* Instructions for the task
Locate each line below that includes "case" and reproduce it.
-- Begin Exercise materials --
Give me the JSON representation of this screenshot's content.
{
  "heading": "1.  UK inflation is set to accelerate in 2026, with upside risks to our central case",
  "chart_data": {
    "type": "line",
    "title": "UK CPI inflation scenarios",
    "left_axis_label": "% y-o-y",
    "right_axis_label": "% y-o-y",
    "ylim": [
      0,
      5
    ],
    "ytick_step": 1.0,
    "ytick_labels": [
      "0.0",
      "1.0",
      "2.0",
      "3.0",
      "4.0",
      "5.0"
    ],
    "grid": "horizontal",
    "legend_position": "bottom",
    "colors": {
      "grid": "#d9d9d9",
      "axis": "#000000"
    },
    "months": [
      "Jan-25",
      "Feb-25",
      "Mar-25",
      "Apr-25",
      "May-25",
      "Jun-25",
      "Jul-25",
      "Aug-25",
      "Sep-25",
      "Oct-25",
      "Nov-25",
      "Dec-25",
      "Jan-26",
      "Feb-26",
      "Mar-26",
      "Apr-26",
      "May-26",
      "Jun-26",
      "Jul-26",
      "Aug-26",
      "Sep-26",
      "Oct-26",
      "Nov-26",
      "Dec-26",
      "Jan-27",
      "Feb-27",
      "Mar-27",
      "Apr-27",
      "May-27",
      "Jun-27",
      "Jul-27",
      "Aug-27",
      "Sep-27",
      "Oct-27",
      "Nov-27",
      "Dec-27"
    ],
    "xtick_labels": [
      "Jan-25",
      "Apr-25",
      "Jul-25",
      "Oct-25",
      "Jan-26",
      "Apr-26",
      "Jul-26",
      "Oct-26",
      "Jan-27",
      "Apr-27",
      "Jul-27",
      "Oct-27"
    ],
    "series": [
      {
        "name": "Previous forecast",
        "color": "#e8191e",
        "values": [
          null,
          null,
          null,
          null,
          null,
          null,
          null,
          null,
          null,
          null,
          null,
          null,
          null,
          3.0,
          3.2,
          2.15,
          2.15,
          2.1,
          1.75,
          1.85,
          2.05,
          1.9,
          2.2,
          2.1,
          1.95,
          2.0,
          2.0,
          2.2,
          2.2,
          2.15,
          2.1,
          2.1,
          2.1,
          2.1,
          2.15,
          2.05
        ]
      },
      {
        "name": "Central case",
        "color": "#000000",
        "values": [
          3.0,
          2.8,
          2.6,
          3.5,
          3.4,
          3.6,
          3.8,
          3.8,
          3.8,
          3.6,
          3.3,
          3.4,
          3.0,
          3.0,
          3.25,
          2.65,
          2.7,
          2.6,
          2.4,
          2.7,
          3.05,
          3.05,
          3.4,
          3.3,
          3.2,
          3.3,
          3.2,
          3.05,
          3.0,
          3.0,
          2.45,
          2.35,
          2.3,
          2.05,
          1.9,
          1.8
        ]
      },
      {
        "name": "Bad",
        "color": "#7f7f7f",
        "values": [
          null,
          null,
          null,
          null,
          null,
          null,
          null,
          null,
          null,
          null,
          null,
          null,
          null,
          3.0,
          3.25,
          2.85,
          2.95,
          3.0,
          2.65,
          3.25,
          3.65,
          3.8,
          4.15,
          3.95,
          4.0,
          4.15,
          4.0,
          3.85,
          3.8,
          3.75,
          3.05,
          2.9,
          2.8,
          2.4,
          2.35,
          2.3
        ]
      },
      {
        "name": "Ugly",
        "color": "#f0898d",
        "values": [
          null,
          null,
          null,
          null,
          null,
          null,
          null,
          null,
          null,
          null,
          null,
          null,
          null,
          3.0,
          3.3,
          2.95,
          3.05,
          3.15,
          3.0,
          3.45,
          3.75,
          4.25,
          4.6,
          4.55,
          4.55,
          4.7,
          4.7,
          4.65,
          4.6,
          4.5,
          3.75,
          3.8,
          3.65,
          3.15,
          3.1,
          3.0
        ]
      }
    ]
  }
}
-- End Exercise materials --
* Solution to the exercise
  "heading": "1.  UK inflation is set to accelerate in 2026, with upside risks to our central case",
        "name": "Central case",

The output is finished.